» Exercise goal
Would you transcribe the listing that follows, character for character, and omit its images?
>>>>
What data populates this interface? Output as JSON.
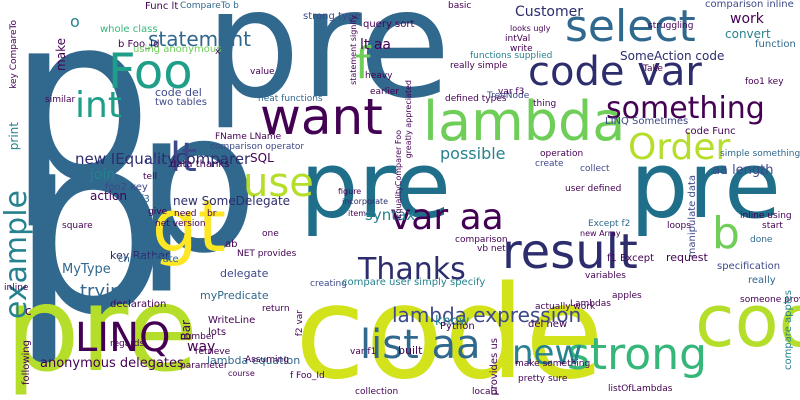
{
  "word_cloud": {
    "background": "#ffffff",
    "palette": [
      "#440154",
      "#482878",
      "#3e4989",
      "#31688e",
      "#26828e",
      "#1f9e89",
      "#35b779",
      "#6ece58",
      "#b5de2b",
      "#fde725"
    ],
    "words": [
      "p",
      "pre",
      "p",
      "p",
      "pre",
      "code",
      "pre",
      "code",
      "pre",
      "code",
      "select",
      "code var",
      "lambda",
      "want",
      "Foo",
      "gt",
      "result",
      "strong",
      "list aa",
      "var aa",
      "LINQ",
      "Thanks",
      "lt",
      "use",
      "int",
      "Order",
      "something",
      "example",
      "new",
      "lambda expression",
      "b",
      "f",
      "statement",
      "new IEqualityComparer",
      "syntax",
      "aa length",
      "possible",
      "key Rather",
      "MyType",
      "trying",
      "lt aa",
      "SomeAction code",
      "strong type",
      "Customer",
      "work",
      "convert",
      "function",
      "comparison inline",
      "query sort",
      "Func lt",
      "CompareTo b",
      "o",
      "make",
      "whole class",
      "b Foo_Id",
      "using anonymous",
      "code del",
      "two tables",
      "neat functions",
      "functions supplied",
      "defined types",
      "TreeNode",
      "LINQ Sometimes",
      "code Func",
      "simple something",
      "print",
      "join",
      "action",
      "new SomeDelegate",
      "f3 f1",
      "data thanks",
      "comparison operator",
      "FName LName",
      "SQL",
      "run",
      "tell",
      "foo2 key",
      "figure",
      "incorporate",
      "collect",
      "user defined",
      "operation",
      "create",
      "give",
      "need",
      "br",
      "one",
      "ab",
      "delegate",
      "changeDate",
      "myPredicate",
      "declaration",
      "return",
      "creating",
      "compare user simply specify",
      "know",
      "del new",
      "built",
      "Python",
      "loops",
      "inline using",
      "manipulate data",
      "start",
      "done",
      "request",
      "specification",
      "really",
      "apples",
      "f1 Except",
      "Except f2",
      "comparison",
      "vb net",
      "variables",
      "someone provide",
      "compare apples",
      "lambda equation",
      "way",
      "Bar",
      "WriteLine",
      "lots",
      "number",
      "retrieve",
      "regards",
      "anonymous delegates",
      "following",
      "local1",
      "Assuming",
      "NET provides",
      "f Foo_Id",
      "var f1",
      "collection",
      "provides us",
      "make something",
      "pretty sure",
      "listOfLambdas",
      "really simple",
      "struggling",
      "Take",
      "foo1 key",
      "heavy",
      "earlier",
      "value",
      "statement signify",
      "greatly appreciated",
      "intVal",
      "write",
      "looks ugly",
      "basic",
      "key CompareTo",
      "similar",
      "IEqualityComparer Foo",
      "f2 var",
      "item",
      "parameter",
      "course",
      "inline",
      "c",
      "net version",
      "square",
      "Lambdas",
      "actually work",
      "var f3",
      "thing",
      "x",
      "new Array"
    ]
  }
}
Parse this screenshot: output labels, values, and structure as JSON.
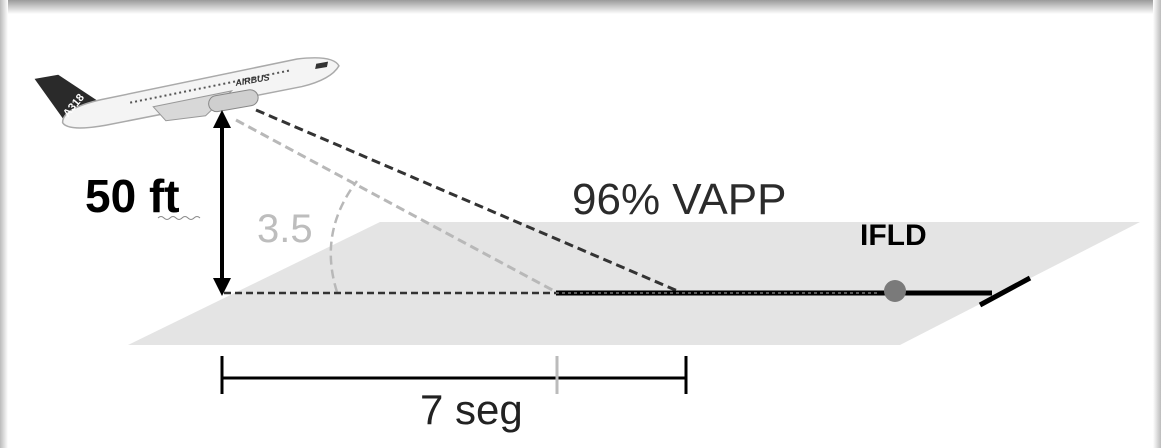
{
  "plane": {
    "model": "A318",
    "brand": "AIRBUS"
  },
  "labels": {
    "height": "50 ft",
    "angle": "3.5",
    "speed": "96% VAPP",
    "point": "IFLD",
    "duration": "7 seg"
  }
}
<<<<
» Result of the task
What data populates this interface? Output as JSON.
{
  "word_cloud": {
    "background": "#ffffff",
    "palette": [
      "#440154",
      "#482878",
      "#3e4989",
      "#31688e",
      "#26828e",
      "#1f9e89",
      "#35b779",
      "#6ece58",
      "#b5de2b",
      "#fde725"
    ],
    "words": [
      "p",
      "pre",
      "p",
      "p",
      "pre",
      "code",
      "pre",
      "code",
      "pre",
      "code",
      "select",
      "code var",
      "lambda",
      "want",
      "Foo",
      "gt",
      "result",
      "strong",
      "list aa",
      "var aa",
      "LINQ",
      "Thanks",
      "lt",
      "use",
      "int",
      "Order",
      "something",
      "example",
      "new",
      "lambda expression",
      "b",
      "f",
      "statement",
      "new IEqualityComparer",
      "syntax",
      "aa length",
      "possible",
      "key Rather",
      "MyType",
      "trying",
      "lt aa",
      "SomeAction code",
      "strong type",
      "Customer",
      "work",
      "convert",
      "function",
      "comparison inline",
      "query sort",
      "Func lt",
      "CompareTo b",
      "o",
      "make",
      "whole class",
      "b Foo_Id",
      "using anonymous",
      "code del",
      "two tables",
      "neat functions",
      "functions supplied",
      "defined types",
      "TreeNode",
      "LINQ Sometimes",
      "code Func",
      "simple something",
      "print",
      "join",
      "action",
      "new SomeDelegate",
      "f3 f1",
      "data thanks",
      "comparison operator",
      "FName LName",
      "SQL",
      "run",
      "tell",
      "foo2 key",
      "figure",
      "incorporate",
      "collect",
      "user defined",
      "operation",
      "create",
      "give",
      "need",
      "br",
      "one",
      "ab",
      "delegate",
      "changeDate",
      "myPredicate",
      "declaration",
      "return",
      "creating",
      "compare user simply specify",
      "know",
      "del new",
      "built",
      "Python",
      "loops",
      "inline using",
      "manipulate data",
      "start",
      "done",
      "request",
      "specification",
      "really",
      "apples",
      "f1 Except",
      "Except f2",
      "comparison",
      "vb net",
      "variables",
      "someone provide",
      "compare apples",
      "lambda equation",
      "way",
      "Bar",
      "WriteLine",
      "lots",
      "number",
      "retrieve",
      "regards",
      "anonymous delegates",
      "following",
      "local1",
      "Assuming",
      "NET provides",
      "f Foo_Id",
      "var f1",
      "collection",
      "provides us",
      "make something",
      "pretty sure",
      "listOfLambdas",
      "really simple",
      "struggling",
      "Take",
      "foo1 key",
      "heavy",
      "earlier",
      "value",
      "statement signify",
      "greatly appreciated",
      "intVal",
      "write",
      "looks ugly",
      "basic",
      "key CompareTo",
      "similar",
      "IEqualityComparer Foo",
      "f2 var",
      "item",
      "parameter",
      "course",
      "inline",
      "c",
      "net version",
      "square",
      "Lambdas",
      "actually work",
      "var f3",
      "thing",
      "x",
      "new Array"
    ]
  }
}
Parse this screenshot: output labels, values, and structure as JSON.
{
  "plane": {
    "model": "A318",
    "brand": "AIRBUS"
  },
  "labels": {
    "height": "50 ft",
    "angle": "3.5",
    "speed": "96% VAPP",
    "point": "IFLD",
    "duration": "7 seg"
  }
}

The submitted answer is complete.